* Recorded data
-- START --

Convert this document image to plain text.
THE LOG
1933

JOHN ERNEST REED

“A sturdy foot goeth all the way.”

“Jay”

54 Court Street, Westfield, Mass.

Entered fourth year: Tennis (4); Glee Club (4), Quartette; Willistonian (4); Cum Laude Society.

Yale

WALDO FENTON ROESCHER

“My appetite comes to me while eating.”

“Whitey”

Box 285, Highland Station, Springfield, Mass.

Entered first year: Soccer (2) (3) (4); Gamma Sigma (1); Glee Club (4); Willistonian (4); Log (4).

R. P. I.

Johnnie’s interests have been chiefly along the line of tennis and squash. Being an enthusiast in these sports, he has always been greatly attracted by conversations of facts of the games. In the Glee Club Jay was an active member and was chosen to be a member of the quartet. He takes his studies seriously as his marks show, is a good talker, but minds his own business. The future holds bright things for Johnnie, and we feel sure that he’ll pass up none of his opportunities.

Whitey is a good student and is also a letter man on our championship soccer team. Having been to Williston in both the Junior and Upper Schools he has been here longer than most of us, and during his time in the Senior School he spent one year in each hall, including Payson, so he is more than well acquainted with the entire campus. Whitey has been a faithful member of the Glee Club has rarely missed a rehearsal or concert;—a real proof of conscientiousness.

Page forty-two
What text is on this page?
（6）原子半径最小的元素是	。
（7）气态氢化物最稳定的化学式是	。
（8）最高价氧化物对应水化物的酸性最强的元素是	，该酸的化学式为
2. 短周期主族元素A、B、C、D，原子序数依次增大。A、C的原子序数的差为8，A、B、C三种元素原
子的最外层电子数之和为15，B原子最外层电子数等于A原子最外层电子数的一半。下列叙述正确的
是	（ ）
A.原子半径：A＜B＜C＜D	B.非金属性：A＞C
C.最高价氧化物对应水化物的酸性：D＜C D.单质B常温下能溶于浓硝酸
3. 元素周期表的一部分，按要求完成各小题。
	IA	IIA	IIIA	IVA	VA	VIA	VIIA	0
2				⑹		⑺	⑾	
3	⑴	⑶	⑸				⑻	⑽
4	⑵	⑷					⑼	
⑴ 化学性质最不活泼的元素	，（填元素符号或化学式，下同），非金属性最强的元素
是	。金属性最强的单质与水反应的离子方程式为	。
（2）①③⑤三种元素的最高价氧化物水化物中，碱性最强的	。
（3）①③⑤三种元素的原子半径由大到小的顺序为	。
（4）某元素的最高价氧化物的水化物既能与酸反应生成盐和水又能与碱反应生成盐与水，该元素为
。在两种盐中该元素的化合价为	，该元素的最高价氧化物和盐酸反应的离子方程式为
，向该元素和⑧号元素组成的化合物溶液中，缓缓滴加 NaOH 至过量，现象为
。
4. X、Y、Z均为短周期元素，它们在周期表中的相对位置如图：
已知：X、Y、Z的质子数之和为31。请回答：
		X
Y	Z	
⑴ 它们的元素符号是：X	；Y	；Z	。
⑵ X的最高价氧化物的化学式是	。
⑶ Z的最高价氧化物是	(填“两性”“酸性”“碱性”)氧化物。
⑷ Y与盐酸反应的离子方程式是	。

-- END --

* INSTRUCTION
Every line above needs to be retyped exactly.

* RESPONSE TO THIS EXERCISE
Convert this document image to plain text.
THE LOG
1933

JOHN ERNEST REED

“A sturdy foot goeth all the way.”

“Jay”

54 Court Street, Westfield, Mass.

Entered fourth year: Tennis (4); Glee Club (4), Quartette; Willistonian (4); Cum Laude Society.

Yale

WALDO FENTON ROESCHER

“My appetite comes to me while eating.”

“Whitey”

Box 285, Highland Station, Springfield, Mass.

Entered first year: Soccer (2) (3) (4); Gamma Sigma (1); Glee Club (4); Willistonian (4); Log (4).

R. P. I.

Johnnie’s interests have been chiefly along the line of tennis and squash. Being an enthusiast in these sports, he has always been greatly attracted by conversations of facts of the games. In the Glee Club Jay was an active member and was chosen to be a member of the quartet. He takes his studies seriously as his marks show, is a good talker, but minds his own business. The future holds bright things for Johnnie, and we feel sure that he’ll pass up none of his opportunities.

Whitey is a good student and is also a letter man on our championship soccer team. Having been to Williston in both the Junior and Upper Schools he has been here longer than most of us, and during his time in the Senior School he spent one year in each hall, including Payson, so he is more than well acquainted with the entire campus. Whitey has been a faithful member of the Glee Club has rarely missed a rehearsal or concert;—a real proof of conscientiousness.

Page forty-two
What text is on this page?
（6）原子半径最小的元素是	。
（7）气态氢化物最稳定的化学式是	。
（8）最高价氧化物对应水化物的酸性最强的元素是	，该酸的化学式为
2. 短周期主族元素A、B、C、D，原子序数依次增大。A、C的原子序数的差为8，A、B、C三种元素原
子的最外层电子数之和为15，B原子最外层电子数等于A原子最外层电子数的一半。下列叙述正确的
是	（ ）
A.原子半径：A＜B＜C＜D	B.非金属性：A＞C
C.最高价氧化物对应水化物的酸性：D＜C D.单质B常温下能溶于浓硝酸
3. 元素周期表的一部分，按要求完成各小题。
	IA	IIA	IIIA	IVA	VA	VIA	VIIA	0
2				⑹		⑺	⑾	
3	⑴	⑶	⑸				⑻	⑽
4	⑵	⑷					⑼	
⑴ 化学性质最不活泼的元素	，（填元素符号或化学式，下同），非金属性最强的元素
是	。金属性最强的单质与水反应的离子方程式为	。
（2）①③⑤三种元素的最高价氧化物水化物中，碱性最强的	。
（3）①③⑤三种元素的原子半径由大到小的顺序为	。
（4）某元素的最高价氧化物的水化物既能与酸反应生成盐和水又能与碱反应生成盐与水，该元素为
。在两种盐中该元素的化合价为	，该元素的最高价氧化物和盐酸反应的离子方程式为
，向该元素和⑧号元素组成的化合物溶液中，缓缓滴加 NaOH 至过量，现象为
。
4. X、Y、Z均为短周期元素，它们在周期表中的相对位置如图：
已知：X、Y、Z的质子数之和为31。请回答：
		X
Y	Z	
⑴ 它们的元素符号是：X	；Y	；Z	。
⑵ X的最高价氧化物的化学式是	。
⑶ Z的最高价氧化物是	(填“两性”“酸性”“碱性”)氧化物。
⑷ Y与盐酸反应的离子方程式是	。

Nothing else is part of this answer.